Zastanawiam się od pewnego czasu nad pewnego rodzaju dywersyfikacją portfela. Nie chodzi mi jednak o podział na bezpieczniejsze i ryzykowniejsze instrumenty, a raczej na podzieleniu go na długoterminowe inwestycje (czyli na przykład z horyzontem 10-letnim) oraz krótkoterminowe spekulacje. Oczywiście znajdzie się też miejsce dla lokat oraz walut, których jestem zwolennikiem, bo nigdy nic nie wiadomo.
Zastanawiam się, czy od następnego miesiąca nie zacząć po prostu część swoich nadwyżek inwestować w jakieś papiery, które wypłacają regularnie dywidendy i są w dobrej kondycji, a także rokują dobre nadzieje na przyszłość. To są oczywiście tylko moje rozważania, bo ostatecznej decyzji nie podjąłem.
Myślałem o możliwości w miarę regularnego dokupowania akcji np. KGHM czy PZU (zwłaszcza ta druga spółka ma dużo kasy i nie bardzo wie, co ma z nią robić, więc regularne przyjemne dywidendy są niemal pewne). Można jeszcze się pokusić o wytypowanie jakichś spółek, ale generalnie z 3-4 spółki to maksimum, które interesowałyby mnie w długim terminie.

* **REKORDY**:

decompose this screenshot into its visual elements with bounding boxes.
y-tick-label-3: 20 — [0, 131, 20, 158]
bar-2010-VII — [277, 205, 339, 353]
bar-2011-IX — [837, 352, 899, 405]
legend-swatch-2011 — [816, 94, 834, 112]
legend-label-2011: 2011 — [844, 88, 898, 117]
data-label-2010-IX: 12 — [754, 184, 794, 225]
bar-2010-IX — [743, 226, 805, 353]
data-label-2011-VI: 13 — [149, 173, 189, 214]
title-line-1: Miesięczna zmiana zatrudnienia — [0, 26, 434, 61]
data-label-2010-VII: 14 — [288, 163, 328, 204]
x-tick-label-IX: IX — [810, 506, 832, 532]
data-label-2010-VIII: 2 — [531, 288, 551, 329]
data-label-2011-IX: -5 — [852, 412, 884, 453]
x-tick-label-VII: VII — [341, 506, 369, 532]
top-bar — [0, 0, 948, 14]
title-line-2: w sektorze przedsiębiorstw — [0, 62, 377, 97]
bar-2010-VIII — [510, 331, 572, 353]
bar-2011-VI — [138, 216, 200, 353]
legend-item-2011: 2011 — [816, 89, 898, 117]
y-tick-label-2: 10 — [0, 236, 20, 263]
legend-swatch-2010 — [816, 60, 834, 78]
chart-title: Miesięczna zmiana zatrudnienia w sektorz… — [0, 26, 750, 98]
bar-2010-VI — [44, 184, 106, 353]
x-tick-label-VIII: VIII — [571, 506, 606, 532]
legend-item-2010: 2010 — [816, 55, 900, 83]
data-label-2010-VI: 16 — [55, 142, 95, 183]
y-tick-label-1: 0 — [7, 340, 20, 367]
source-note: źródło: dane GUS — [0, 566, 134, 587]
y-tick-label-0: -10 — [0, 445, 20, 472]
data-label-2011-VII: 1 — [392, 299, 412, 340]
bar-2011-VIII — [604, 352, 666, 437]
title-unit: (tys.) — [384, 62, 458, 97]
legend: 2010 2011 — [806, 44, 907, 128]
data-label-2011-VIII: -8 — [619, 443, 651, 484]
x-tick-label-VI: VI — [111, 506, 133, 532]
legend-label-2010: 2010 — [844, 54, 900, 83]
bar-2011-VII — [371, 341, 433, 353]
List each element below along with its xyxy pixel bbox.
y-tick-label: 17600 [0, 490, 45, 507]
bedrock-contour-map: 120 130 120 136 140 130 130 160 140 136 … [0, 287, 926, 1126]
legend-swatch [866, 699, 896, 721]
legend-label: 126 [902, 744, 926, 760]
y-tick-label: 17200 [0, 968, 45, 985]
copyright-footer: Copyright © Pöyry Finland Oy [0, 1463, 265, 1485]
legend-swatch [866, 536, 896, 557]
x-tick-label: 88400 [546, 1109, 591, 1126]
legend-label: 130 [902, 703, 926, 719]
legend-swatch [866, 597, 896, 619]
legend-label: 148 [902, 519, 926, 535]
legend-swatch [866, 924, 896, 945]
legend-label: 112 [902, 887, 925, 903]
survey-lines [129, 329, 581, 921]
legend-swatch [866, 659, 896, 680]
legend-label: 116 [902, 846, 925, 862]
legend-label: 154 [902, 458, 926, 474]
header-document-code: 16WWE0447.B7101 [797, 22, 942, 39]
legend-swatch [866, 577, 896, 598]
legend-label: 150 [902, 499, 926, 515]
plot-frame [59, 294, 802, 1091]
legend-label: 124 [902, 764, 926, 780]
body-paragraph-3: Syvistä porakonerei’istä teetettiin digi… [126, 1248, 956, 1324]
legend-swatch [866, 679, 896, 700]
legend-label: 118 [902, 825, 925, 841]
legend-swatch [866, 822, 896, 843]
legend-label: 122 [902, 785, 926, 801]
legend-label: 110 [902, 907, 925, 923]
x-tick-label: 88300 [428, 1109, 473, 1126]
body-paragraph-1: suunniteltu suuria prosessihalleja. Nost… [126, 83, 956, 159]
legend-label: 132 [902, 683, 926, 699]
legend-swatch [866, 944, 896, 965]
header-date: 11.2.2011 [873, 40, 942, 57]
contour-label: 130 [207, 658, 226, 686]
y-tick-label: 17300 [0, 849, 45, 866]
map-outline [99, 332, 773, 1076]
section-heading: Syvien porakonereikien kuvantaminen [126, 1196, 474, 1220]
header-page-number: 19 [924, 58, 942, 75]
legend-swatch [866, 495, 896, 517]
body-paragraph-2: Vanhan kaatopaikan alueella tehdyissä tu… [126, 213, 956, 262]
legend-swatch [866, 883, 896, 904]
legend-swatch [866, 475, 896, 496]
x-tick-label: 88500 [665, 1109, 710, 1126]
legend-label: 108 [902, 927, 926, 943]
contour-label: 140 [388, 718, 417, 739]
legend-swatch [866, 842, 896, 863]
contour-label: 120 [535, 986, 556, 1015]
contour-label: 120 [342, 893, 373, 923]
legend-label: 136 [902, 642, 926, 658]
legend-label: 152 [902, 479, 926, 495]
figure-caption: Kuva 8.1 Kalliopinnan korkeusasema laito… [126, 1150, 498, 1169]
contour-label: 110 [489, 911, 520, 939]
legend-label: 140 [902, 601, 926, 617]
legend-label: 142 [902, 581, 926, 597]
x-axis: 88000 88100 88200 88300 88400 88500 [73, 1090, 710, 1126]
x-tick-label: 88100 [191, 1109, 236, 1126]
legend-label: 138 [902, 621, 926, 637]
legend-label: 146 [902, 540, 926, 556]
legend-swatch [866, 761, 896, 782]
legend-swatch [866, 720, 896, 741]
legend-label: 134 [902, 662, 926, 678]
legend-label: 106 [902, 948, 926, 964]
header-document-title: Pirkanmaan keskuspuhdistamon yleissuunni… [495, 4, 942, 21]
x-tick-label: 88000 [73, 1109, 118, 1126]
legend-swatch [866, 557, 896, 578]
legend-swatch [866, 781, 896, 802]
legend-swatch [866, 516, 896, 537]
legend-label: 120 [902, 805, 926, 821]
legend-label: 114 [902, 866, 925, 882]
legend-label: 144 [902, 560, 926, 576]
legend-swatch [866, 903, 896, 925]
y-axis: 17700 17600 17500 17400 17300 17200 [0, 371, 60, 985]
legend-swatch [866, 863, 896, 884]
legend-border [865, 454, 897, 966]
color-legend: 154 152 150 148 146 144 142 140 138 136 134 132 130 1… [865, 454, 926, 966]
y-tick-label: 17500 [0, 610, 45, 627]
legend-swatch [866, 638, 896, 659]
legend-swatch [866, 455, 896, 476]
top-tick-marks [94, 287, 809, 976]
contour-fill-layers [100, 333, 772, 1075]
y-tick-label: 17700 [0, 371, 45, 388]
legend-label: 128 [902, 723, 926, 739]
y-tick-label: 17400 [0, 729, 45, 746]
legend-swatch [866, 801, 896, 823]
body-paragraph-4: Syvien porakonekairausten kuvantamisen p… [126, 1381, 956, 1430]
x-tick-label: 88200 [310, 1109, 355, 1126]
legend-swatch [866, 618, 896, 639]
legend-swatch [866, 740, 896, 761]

* **ZESTAW ZADAŃ**:
(1) Wypisz fragment tekstu o dywersyfikacji portfela, zaczynając od słów „Zastanawiam się, czy” i kończąc po słowach „w długim terminie.”.
(2) Przetłumacz na język angielski zdanie z tekstu o dywersyfikacji portfela: „To są oczywiście tylko moje rozważania, bo ostatecznej decyzji nie podjąłem.”
(3) Odpowiedz na podstawie tekstu o dywersyfikacji portfela na poniższe pytania.
(a) Jaki przykładowy horyzont podano dla inwestycji długoterminowych?
(b) Akcje jakich spółek wymieniono jako przykłady do regularnego dokupowania?
(c) Ile spółek określono jako maksimum interesujące w długim terminie?

* **OCZEKIWANE WYNIKI**:
(1)
Zastanawiam się, czy od następnego miesiąca nie zacząć po prostu część swoich nadwyżek inwestować w jakieś papiery, które wypłacają regularnie dywidendy i są w dobrej kondycji, a także rokują dobre nadzieje na przyszłość. To są oczywiście tylko moje rozważania, bo ostatecznej decyzji nie podjąłem.
Myślałem o możliwości w miarę regularnego dokupowania akcji np. KGHM czy PZU (zwłaszcza ta druga spółka ma dużo kasy i nie bardzo wie, co ma z nią robić, więc regularne przyjemne dywidendy są niemal pewne). Można jeszcze się pokusić o wytypowanie jakichś spółek, ale generalnie z 3-4 spółki to maksimum, które interesowałyby mnie w długim terminie.

(2) These are, of course, only my reflections, because I have not made a final decision.

(3)
(a) Horyzont 10-letni.
(b) KGHM i PZU.
(c) 3–4 spółki.